§ Supplied entries:
=-=-=-=-=
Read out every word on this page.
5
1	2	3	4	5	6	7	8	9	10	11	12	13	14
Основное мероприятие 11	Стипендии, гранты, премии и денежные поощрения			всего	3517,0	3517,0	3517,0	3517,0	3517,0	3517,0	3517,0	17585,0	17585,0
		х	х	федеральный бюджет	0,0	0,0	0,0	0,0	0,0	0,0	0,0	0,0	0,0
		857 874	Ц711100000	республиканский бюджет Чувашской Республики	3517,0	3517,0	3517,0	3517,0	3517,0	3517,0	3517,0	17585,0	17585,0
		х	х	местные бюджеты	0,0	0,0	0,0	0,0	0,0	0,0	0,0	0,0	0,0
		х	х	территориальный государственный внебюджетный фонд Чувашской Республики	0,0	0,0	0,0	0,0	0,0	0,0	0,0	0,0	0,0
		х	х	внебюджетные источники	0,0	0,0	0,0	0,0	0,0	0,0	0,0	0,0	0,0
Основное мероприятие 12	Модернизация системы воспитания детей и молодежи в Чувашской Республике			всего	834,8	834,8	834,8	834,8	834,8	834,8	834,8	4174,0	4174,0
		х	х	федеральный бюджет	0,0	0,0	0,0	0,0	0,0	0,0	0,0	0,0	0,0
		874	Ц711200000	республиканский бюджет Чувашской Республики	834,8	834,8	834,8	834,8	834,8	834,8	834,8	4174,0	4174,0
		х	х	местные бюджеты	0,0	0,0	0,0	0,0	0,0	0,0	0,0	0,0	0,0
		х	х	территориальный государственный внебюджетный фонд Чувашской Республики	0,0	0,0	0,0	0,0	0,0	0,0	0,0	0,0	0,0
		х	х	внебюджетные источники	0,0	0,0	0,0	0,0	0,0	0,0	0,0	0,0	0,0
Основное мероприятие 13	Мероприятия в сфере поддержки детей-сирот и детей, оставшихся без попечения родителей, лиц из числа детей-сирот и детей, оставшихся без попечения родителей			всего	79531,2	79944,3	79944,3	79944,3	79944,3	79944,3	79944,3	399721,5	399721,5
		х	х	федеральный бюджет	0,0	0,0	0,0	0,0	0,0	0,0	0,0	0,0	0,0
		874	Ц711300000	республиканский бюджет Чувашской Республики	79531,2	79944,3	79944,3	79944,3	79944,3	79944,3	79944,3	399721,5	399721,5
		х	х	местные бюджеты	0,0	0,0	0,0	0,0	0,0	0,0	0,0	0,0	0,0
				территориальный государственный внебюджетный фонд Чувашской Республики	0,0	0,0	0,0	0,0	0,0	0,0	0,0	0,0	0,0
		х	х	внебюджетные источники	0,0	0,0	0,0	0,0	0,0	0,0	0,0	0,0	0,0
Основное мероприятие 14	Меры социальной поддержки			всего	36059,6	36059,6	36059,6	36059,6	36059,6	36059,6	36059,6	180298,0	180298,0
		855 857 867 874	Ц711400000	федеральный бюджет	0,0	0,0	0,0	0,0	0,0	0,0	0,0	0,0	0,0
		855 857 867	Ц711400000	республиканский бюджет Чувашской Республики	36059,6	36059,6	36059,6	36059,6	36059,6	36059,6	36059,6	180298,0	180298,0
=-=-=-=-=
§ Given problem: Pull out every line of the records above that contains the word "Основное".

§ Exercise result:
Основное мероприятие 11	Стипендии, гранты, премии и денежные поощрения			всего	3517,0	3517,0	3517,0	3517,0	3517,0	3517,0	3517,0	17585,0	17585,0
Основное мероприятие 12	Модернизация системы воспитания детей и молодежи в Чувашской Республике			всего	834,8	834,8	834,8	834,8	834,8	834,8	834,8	4174,0	4174,0
Основное мероприятие 13	Мероприятия в сфере поддержки детей-сирот и детей, оставшихся без попечения родителей, лиц из числа детей-сирот и детей, оставшихся без попечения родителей			всего	79531,2	79944,3	79944,3	79944,3	79944,3	79944,3	79944,3	399721,5	399721,5
Основное мероприятие 14	Меры социальной поддержки			всего	36059,6	36059,6	36059,6	36059,6	36059,6	36059,6	36059,6	180298,0	180298,0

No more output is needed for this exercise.